**TASK DETAILS:** Print the whole listing exactly.

====

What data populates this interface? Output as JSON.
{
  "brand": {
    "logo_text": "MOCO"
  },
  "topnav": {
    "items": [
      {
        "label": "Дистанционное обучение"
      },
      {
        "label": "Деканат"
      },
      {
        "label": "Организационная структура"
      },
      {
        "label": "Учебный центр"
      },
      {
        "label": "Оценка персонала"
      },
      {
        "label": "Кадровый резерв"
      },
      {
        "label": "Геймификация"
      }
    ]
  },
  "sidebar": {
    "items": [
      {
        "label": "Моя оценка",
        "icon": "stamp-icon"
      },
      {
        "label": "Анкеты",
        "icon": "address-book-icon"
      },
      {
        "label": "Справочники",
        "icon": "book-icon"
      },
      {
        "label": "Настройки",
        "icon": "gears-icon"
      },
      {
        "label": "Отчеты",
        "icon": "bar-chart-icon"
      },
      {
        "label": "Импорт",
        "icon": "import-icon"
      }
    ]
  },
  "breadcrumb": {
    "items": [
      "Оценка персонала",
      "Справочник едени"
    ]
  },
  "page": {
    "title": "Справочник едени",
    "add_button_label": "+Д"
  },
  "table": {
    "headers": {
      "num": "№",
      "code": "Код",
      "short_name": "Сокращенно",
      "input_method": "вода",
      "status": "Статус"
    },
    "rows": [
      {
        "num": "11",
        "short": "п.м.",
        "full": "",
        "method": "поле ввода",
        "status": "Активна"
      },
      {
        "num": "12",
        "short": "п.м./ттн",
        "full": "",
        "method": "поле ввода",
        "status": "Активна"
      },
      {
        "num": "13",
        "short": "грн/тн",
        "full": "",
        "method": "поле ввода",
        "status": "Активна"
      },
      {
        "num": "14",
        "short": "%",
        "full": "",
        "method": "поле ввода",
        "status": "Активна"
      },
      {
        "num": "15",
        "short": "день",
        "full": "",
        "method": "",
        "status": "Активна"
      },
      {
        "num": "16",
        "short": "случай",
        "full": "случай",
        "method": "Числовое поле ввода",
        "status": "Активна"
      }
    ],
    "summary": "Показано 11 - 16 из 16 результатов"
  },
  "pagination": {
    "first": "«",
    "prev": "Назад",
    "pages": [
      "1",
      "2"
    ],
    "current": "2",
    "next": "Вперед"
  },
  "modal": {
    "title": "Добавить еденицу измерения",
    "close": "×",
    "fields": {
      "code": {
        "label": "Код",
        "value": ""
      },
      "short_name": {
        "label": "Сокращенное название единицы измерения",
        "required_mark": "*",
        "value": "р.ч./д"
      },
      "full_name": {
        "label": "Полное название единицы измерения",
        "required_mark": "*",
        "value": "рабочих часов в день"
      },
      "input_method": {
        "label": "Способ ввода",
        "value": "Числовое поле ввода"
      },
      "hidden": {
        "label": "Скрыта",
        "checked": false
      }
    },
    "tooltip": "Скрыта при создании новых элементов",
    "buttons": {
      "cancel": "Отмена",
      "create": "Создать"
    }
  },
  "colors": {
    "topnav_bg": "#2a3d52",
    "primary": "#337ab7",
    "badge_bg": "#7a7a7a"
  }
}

====

**SOLUTION TO THIS TASK:**
What data populates this interface? Output as JSON.
{
  "brand": {
    "logo_text": "MOCO"
  },
  "topnav": {
    "items": [
      {
        "label": "Дистанционное обучение"
      },
      {
        "label": "Деканат"
      },
      {
        "label": "Организационная структура"
      },
      {
        "label": "Учебный центр"
      },
      {
        "label": "Оценка персонала"
      },
      {
        "label": "Кадровый резерв"
      },
      {
        "label": "Геймификация"
      }
    ]
  },
  "sidebar": {
    "items": [
      {
        "label": "Моя оценка",
        "icon": "stamp-icon"
      },
      {
        "label": "Анкеты",
        "icon": "address-book-icon"
      },
      {
        "label": "Справочники",
        "icon": "book-icon"
      },
      {
        "label": "Настройки",
        "icon": "gears-icon"
      },
      {
        "label": "Отчеты",
        "icon": "bar-chart-icon"
      },
      {
        "label": "Импорт",
        "icon": "import-icon"
      }
    ]
  },
  "breadcrumb": {
    "items": [
      "Оценка персонала",
      "Справочник едени"
    ]
  },
  "page": {
    "title": "Справочник едени",
    "add_button_label": "+Д"
  },
  "table": {
    "headers": {
      "num": "№",
      "code": "Код",
      "short_name": "Сокращенно",
      "input_method": "вода",
      "status": "Статус"
    },
    "rows": [
      {
        "num": "11",
        "short": "п.м.",
        "full": "",
        "method": "поле ввода",
        "status": "Активна"
      },
      {
        "num": "12",
        "short": "п.м./ттн",
        "full": "",
        "method": "поле ввода",
        "status": "Активна"
      },
      {
        "num": "13",
        "short": "грн/тн",
        "full": "",
        "method": "поле ввода",
        "status": "Активна"
      },
      {
        "num": "14",
        "short": "%",
        "full": "",
        "method": "поле ввода",
        "status": "Активна"
      },
      {
        "num": "15",
        "short": "день",
        "full": "",
        "method": "",
        "status": "Активна"
      },
      {
        "num": "16",
        "short": "случай",
        "full": "случай",
        "method": "Числовое поле ввода",
        "status": "Активна"
      }
    ],
    "summary": "Показано 11 - 16 из 16 результатов"
  },
  "pagination": {
    "first": "«",
    "prev": "Назад",
    "pages": [
      "1",
      "2"
    ],
    "current": "2",
    "next": "Вперед"
  },
  "modal": {
    "title": "Добавить еденицу измерения",
    "close": "×",
    "fields": {
      "code": {
        "label": "Код",
        "value": ""
      },
      "short_name": {
        "label": "Сокращенное название единицы измерения",
        "required_mark": "*",
        "value": "р.ч./д"
      },
      "full_name": {
        "label": "Полное название единицы измерения",
        "required_mark": "*",
        "value": "рабочих часов в день"
      },
      "input_method": {
        "label": "Способ ввода",
        "value": "Числовое поле ввода"
      },
      "hidden": {
        "label": "Скрыта",
        "checked": false
      }
    },
    "tooltip": "Скрыта при создании новых элементов",
    "buttons": {
      "cancel": "Отмена",
      "create": "Создать"
    }
  },
  "colors": {
    "topnav_bg": "#2a3d52",
    "primary": "#337ab7",
    "badge_bg": "#7a7a7a"
  }
}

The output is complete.